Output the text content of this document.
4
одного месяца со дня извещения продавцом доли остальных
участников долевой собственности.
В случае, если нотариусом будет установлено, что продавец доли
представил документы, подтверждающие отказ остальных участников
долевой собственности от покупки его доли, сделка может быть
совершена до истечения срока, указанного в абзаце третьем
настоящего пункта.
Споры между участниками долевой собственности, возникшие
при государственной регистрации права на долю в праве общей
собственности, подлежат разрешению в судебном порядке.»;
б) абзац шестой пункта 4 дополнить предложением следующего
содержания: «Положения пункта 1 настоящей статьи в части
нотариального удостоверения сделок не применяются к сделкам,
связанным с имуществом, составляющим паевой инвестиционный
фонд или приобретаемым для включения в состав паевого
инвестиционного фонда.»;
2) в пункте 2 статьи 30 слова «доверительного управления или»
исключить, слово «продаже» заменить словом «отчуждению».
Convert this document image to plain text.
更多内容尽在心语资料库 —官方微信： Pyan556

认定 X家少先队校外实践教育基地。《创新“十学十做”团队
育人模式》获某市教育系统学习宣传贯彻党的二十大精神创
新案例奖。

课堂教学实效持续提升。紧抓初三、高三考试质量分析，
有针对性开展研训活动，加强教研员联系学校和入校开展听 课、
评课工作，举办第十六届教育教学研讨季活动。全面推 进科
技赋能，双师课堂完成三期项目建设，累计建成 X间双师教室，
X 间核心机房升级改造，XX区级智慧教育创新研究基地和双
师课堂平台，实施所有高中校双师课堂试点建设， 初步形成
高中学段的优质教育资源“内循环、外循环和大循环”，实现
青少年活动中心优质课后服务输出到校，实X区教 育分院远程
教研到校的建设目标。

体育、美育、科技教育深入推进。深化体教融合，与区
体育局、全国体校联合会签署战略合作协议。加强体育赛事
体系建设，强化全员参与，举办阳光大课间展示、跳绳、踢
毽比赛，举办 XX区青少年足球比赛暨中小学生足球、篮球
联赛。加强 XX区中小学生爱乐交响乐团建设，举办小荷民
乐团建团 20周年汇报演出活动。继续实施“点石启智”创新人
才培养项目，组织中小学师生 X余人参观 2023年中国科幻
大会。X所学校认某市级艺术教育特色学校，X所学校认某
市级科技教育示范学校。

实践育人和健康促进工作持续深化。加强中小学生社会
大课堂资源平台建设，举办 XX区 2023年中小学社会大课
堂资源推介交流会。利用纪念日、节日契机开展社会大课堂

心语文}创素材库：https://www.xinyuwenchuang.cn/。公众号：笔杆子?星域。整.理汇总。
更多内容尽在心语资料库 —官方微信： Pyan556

++++

_Set exercise_
Reproduce each line of the material above precisely.

_Answer to this exercise_
Output the text content of this document.
4
одного месяца со дня извещения продавцом доли остальных
участников долевой собственности.
В случае, если нотариусом будет установлено, что продавец доли
представил документы, подтверждающие отказ остальных участников
долевой собственности от покупки его доли, сделка может быть
совершена до истечения срока, указанного в абзаце третьем
настоящего пункта.
Споры между участниками долевой собственности, возникшие
при государственной регистрации права на долю в праве общей
собственности, подлежат разрешению в судебном порядке.»;
б) абзац шестой пункта 4 дополнить предложением следующего
содержания: «Положения пункта 1 настоящей статьи в части
нотариального удостоверения сделок не применяются к сделкам,
связанным с имуществом, составляющим паевой инвестиционный
фонд или приобретаемым для включения в состав паевого
инвестиционного фонда.»;
2) в пункте 2 статьи 30 слова «доверительного управления или»
исключить, слово «продаже» заменить словом «отчуждению».
Convert this document image to plain text.
更多内容尽在心语资料库 —官方微信： Pyan556

认定 X家少先队校外实践教育基地。《创新“十学十做”团队
育人模式》获某市教育系统学习宣传贯彻党的二十大精神创
新案例奖。

课堂教学实效持续提升。紧抓初三、高三考试质量分析，
有针对性开展研训活动，加强教研员联系学校和入校开展听 课、
评课工作，举办第十六届教育教学研讨季活动。全面推 进科
技赋能，双师课堂完成三期项目建设，累计建成 X间双师教室，
X 间核心机房升级改造，XX区级智慧教育创新研究基地和双
师课堂平台，实施所有高中校双师课堂试点建设， 初步形成
高中学段的优质教育资源“内循环、外循环和大循环”，实现
青少年活动中心优质课后服务输出到校，实X区教 育分院远程
教研到校的建设目标。

体育、美育、科技教育深入推进。深化体教融合，与区
体育局、全国体校联合会签署战略合作协议。加强体育赛事
体系建设，强化全员参与，举办阳光大课间展示、跳绳、踢
毽比赛，举办 XX区青少年足球比赛暨中小学生足球、篮球
联赛。加强 XX区中小学生爱乐交响乐团建设，举办小荷民
乐团建团 20周年汇报演出活动。继续实施“点石启智”创新人
才培养项目，组织中小学师生 X余人参观 2023年中国科幻
大会。X所学校认某市级艺术教育特色学校，X所学校认某
市级科技教育示范学校。

实践育人和健康促进工作持续深化。加强中小学生社会
大课堂资源平台建设，举办 XX区 2023年中小学社会大课
堂资源推介交流会。利用纪念日、节日契机开展社会大课堂

心语文}创素材库：https://www.xinyuwenchuang.cn/。公众号：笔杆子?星域。整.理汇总。
更多内容尽在心语资料库 —官方微信： Pyan556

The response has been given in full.